The task
Copy out each line below that has the word "document" in it.

--- START Entries ---

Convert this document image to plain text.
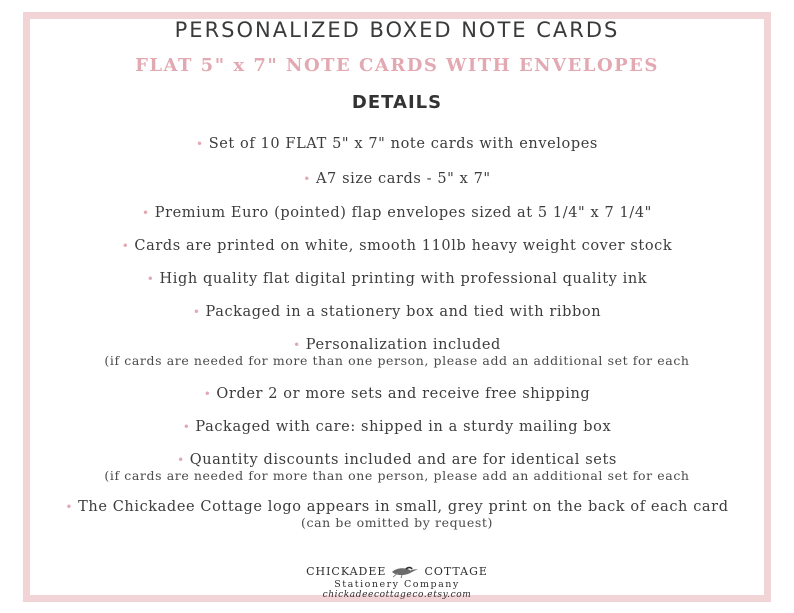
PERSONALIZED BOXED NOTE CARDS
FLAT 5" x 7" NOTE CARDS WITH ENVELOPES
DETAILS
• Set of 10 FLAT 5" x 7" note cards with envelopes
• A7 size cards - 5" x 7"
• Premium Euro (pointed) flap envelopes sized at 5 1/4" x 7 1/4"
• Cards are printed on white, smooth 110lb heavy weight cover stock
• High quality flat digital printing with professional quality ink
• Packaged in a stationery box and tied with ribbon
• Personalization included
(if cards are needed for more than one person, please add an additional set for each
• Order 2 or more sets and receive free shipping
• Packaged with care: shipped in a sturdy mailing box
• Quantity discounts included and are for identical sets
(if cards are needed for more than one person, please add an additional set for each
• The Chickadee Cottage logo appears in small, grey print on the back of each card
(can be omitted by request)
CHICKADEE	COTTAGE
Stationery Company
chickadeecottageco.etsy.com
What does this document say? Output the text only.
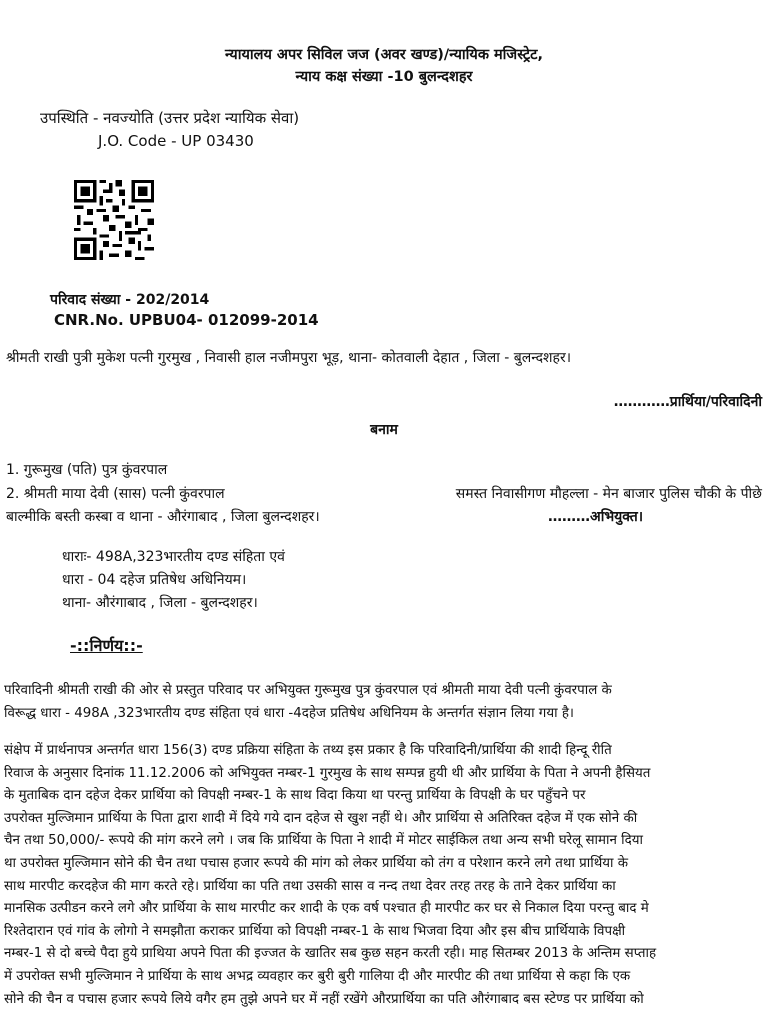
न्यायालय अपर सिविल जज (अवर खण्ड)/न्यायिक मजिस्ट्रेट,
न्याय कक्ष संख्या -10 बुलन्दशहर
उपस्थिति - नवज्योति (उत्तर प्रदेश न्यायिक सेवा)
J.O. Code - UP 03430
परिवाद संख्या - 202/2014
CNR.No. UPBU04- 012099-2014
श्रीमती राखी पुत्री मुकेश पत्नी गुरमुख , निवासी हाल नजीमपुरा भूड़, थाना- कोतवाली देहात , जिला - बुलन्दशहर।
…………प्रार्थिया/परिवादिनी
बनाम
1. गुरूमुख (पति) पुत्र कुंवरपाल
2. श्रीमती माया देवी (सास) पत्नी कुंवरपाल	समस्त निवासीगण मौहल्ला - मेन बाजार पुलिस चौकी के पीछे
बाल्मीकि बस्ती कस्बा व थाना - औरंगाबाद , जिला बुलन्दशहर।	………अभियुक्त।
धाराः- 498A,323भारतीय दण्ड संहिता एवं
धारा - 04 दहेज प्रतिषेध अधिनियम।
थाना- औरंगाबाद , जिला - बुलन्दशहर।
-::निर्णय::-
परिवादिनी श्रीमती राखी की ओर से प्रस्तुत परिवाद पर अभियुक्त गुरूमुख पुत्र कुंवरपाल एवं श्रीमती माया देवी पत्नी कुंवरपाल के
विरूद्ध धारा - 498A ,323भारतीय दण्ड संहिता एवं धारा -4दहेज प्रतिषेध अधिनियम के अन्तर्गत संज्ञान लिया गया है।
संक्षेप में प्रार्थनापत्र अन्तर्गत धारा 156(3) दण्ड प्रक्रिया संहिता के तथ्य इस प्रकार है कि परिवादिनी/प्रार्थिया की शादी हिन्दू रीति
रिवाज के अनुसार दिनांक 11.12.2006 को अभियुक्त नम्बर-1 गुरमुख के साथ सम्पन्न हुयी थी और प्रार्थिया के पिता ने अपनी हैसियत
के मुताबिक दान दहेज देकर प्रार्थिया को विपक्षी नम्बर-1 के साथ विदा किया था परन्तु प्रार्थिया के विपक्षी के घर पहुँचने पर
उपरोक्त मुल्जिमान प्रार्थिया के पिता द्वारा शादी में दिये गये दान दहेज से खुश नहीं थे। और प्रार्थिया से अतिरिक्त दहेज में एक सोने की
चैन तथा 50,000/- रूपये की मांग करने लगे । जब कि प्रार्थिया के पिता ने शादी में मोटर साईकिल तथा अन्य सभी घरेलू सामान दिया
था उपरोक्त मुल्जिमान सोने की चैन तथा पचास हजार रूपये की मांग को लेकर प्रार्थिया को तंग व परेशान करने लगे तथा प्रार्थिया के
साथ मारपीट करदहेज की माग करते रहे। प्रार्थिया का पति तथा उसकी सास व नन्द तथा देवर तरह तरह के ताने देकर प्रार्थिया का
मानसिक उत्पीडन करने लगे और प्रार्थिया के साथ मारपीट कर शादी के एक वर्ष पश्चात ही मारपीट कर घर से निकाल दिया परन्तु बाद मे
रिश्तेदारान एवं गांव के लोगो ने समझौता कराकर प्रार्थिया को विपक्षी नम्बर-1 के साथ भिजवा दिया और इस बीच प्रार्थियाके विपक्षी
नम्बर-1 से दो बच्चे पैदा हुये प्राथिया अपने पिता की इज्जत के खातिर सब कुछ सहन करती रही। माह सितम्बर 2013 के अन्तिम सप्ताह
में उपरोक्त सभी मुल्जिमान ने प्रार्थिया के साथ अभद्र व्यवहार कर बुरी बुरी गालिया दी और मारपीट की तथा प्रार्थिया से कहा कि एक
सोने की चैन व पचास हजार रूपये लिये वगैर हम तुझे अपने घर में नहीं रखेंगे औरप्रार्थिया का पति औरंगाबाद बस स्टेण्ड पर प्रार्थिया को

--- END Entries ---
--- START Entries ---

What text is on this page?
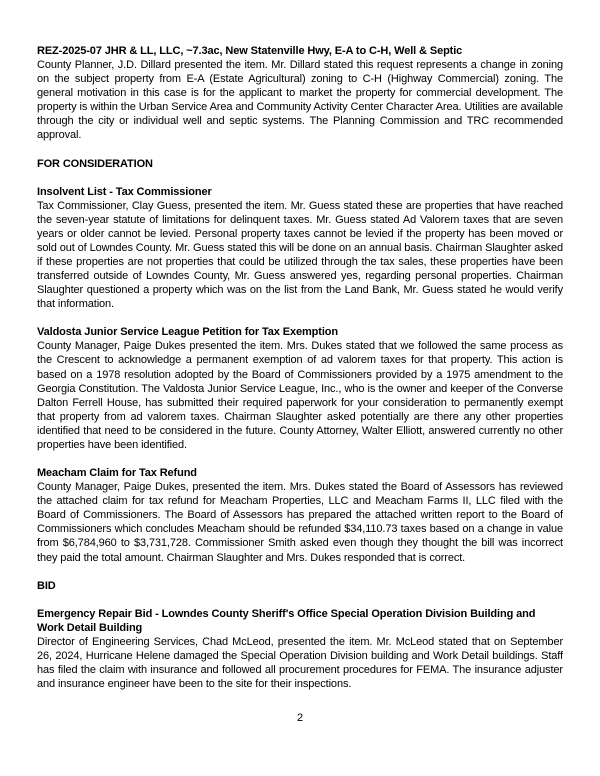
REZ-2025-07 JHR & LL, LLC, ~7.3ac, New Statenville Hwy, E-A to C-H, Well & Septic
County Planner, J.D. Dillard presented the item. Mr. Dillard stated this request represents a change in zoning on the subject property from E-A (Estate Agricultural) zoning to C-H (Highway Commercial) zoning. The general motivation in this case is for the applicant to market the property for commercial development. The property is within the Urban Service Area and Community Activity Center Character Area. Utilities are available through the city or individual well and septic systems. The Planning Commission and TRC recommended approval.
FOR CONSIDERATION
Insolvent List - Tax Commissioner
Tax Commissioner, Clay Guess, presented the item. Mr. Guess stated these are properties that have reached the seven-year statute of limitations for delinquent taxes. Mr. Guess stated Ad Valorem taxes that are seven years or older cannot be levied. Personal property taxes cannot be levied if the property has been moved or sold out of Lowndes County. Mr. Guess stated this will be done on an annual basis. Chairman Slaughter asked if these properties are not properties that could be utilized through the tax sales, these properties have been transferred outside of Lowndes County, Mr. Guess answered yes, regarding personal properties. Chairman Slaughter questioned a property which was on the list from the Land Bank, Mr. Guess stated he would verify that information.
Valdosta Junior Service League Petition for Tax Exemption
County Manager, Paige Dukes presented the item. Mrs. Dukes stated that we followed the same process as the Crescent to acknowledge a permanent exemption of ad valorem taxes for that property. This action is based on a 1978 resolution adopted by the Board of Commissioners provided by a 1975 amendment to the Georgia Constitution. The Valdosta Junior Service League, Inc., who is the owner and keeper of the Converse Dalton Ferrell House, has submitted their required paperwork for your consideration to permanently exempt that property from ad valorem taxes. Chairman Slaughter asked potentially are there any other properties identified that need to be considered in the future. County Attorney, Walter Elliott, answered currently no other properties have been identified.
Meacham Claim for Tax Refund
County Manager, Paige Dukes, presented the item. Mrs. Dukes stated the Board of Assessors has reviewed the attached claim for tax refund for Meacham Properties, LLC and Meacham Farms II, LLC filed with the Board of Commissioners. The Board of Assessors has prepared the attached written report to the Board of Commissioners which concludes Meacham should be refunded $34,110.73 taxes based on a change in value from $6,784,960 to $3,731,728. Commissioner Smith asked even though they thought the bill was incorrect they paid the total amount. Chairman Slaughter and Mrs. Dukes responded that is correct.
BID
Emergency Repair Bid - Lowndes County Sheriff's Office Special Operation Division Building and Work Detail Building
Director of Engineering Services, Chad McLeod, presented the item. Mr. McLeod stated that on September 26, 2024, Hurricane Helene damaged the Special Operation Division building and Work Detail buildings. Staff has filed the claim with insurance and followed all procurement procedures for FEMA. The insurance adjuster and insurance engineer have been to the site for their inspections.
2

--- END Entries ---

Answer for this exercise
Convert this document image to plain text.
What does this document say? Output the text only.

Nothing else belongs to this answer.